#### Dataset rows
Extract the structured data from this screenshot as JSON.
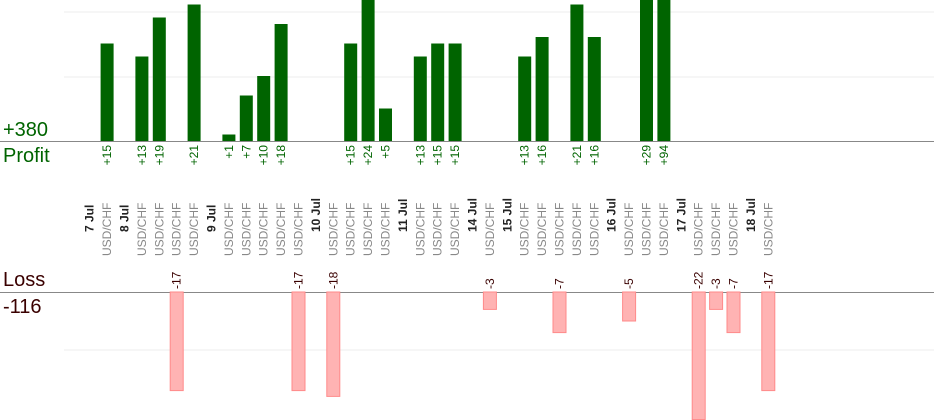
{
  "summary": {
    "profit_total": "+380",
    "profit_label": "Profit",
    "loss_label": "Loss",
    "loss_total": "-116"
  },
  "colors": {
    "profit_bar": "#006400",
    "profit_text": "#006400",
    "loss_bar": "#ffb3b3",
    "loss_bar_edge": "#ff8a8a",
    "loss_text": "#3a0000",
    "axis": "#888888",
    "grid": "#eeeeee",
    "date_text": "#222222",
    "pair_text": "#888888"
  },
  "chart_data": {
    "type": "bar",
    "title": "",
    "xlabel": "",
    "ylabel": "",
    "grid": true,
    "days": [
      {
        "date": "7 Jul",
        "trades": [
          {
            "pair": "USD/CHF",
            "value": 15
          }
        ]
      },
      {
        "date": "8 Jul",
        "trades": [
          {
            "pair": "USD/CHF",
            "value": 13
          },
          {
            "pair": "USD/CHF",
            "value": 19
          },
          {
            "pair": "USD/CHF",
            "value": -17
          },
          {
            "pair": "USD/CHF",
            "value": 21
          }
        ]
      },
      {
        "date": "9 Jul",
        "trades": [
          {
            "pair": "USD/CHF",
            "value": 1
          },
          {
            "pair": "USD/CHF",
            "value": 7
          },
          {
            "pair": "USD/CHF",
            "value": 10
          },
          {
            "pair": "USD/CHF",
            "value": 18
          },
          {
            "pair": "USD/CHF",
            "value": -17
          }
        ]
      },
      {
        "date": "10 Jul",
        "trades": [
          {
            "pair": "USD/CHF",
            "value": -18
          },
          {
            "pair": "USD/CHF",
            "value": 15
          },
          {
            "pair": "USD/CHF",
            "value": 24
          },
          {
            "pair": "USD/CHF",
            "value": 5
          }
        ]
      },
      {
        "date": "11 Jul",
        "trades": [
          {
            "pair": "USD/CHF",
            "value": 13
          },
          {
            "pair": "USD/CHF",
            "value": 15
          },
          {
            "pair": "USD/CHF",
            "value": 15
          }
        ]
      },
      {
        "date": "14 Jul",
        "trades": [
          {
            "pair": "USD/CHF",
            "value": -3
          }
        ]
      },
      {
        "date": "15 Jul",
        "trades": [
          {
            "pair": "USD/CHF",
            "value": 13
          },
          {
            "pair": "USD/CHF",
            "value": 16
          },
          {
            "pair": "USD/CHF",
            "value": -7
          },
          {
            "pair": "USD/CHF",
            "value": 21
          },
          {
            "pair": "USD/CHF",
            "value": 16
          }
        ]
      },
      {
        "date": "16 Jul",
        "trades": [
          {
            "pair": "USD/CHF",
            "value": -5
          },
          {
            "pair": "USD/CHF",
            "value": 29
          },
          {
            "pair": "USD/CHF",
            "value": 94
          }
        ]
      },
      {
        "date": "17 Jul",
        "trades": [
          {
            "pair": "USD/CHF",
            "value": -22
          },
          {
            "pair": "USD/CHF",
            "value": -3
          },
          {
            "pair": "USD/CHF",
            "value": -7
          }
        ]
      },
      {
        "date": "18 Jul",
        "trades": [
          {
            "pair": "USD/CHF",
            "value": -17
          }
        ]
      }
    ]
  }
}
########
-- Set exercise --
Leave out the pictures and print each record exactly as it stands.

-- Task solution --
Extract the structured data from this screenshot as JSON.
{
  "summary": {
    "profit_total": "+380",
    "profit_label": "Profit",
    "loss_label": "Loss",
    "loss_total": "-116"
  },
  "colors": {
    "profit_bar": "#006400",
    "profit_text": "#006400",
    "loss_bar": "#ffb3b3",
    "loss_bar_edge": "#ff8a8a",
    "loss_text": "#3a0000",
    "axis": "#888888",
    "grid": "#eeeeee",
    "date_text": "#222222",
    "pair_text": "#888888"
  },
  "chart_data": {
    "type": "bar",
    "title": "",
    "xlabel": "",
    "ylabel": "",
    "grid": true,
    "days": [
      {
        "date": "7 Jul",
        "trades": [
          {
            "pair": "USD/CHF",
            "value": 15
          }
        ]
      },
      {
        "date": "8 Jul",
        "trades": [
          {
            "pair": "USD/CHF",
            "value": 13
          },
          {
            "pair": "USD/CHF",
            "value": 19
          },
          {
            "pair": "USD/CHF",
            "value": -17
          },
          {
            "pair": "USD/CHF",
            "value": 21
          }
        ]
      },
      {
        "date": "9 Jul",
        "trades": [
          {
            "pair": "USD/CHF",
            "value": 1
          },
          {
            "pair": "USD/CHF",
            "value": 7
          },
          {
            "pair": "USD/CHF",
            "value": 10
          },
          {
            "pair": "USD/CHF",
            "value": 18
          },
          {
            "pair": "USD/CHF",
            "value": -17
          }
        ]
      },
      {
        "date": "10 Jul",
        "trades": [
          {
            "pair": "USD/CHF",
            "value": -18
          },
          {
            "pair": "USD/CHF",
            "value": 15
          },
          {
            "pair": "USD/CHF",
            "value": 24
          },
          {
            "pair": "USD/CHF",
            "value": 5
          }
        ]
      },
      {
        "date": "11 Jul",
        "trades": [
          {
            "pair": "USD/CHF",
            "value": 13
          },
          {
            "pair": "USD/CHF",
            "value": 15
          },
          {
            "pair": "USD/CHF",
            "value": 15
          }
        ]
      },
      {
        "date": "14 Jul",
        "trades": [
          {
            "pair": "USD/CHF",
            "value": -3
          }
        ]
      },
      {
        "date": "15 Jul",
        "trades": [
          {
            "pair": "USD/CHF",
            "value": 13
          },
          {
            "pair": "USD/CHF",
            "value": 16
          },
          {
            "pair": "USD/CHF",
            "value": -7
          },
          {
            "pair": "USD/CHF",
            "value": 21
          },
          {
            "pair": "USD/CHF",
            "value": 16
          }
        ]
      },
      {
        "date": "16 Jul",
        "trades": [
          {
            "pair": "USD/CHF",
            "value": -5
          },
          {
            "pair": "USD/CHF",
            "value": 29
          },
          {
            "pair": "USD/CHF",
            "value": 94
          }
        ]
      },
      {
        "date": "17 Jul",
        "trades": [
          {
            "pair": "USD/CHF",
            "value": -22
          },
          {
            "pair": "USD/CHF",
            "value": -3
          },
          {
            "pair": "USD/CHF",
            "value": -7
          }
        ]
      },
      {
        "date": "18 Jul",
        "trades": [
          {
            "pair": "USD/CHF",
            "value": -17
          }
        ]
      }
    ]
  }
}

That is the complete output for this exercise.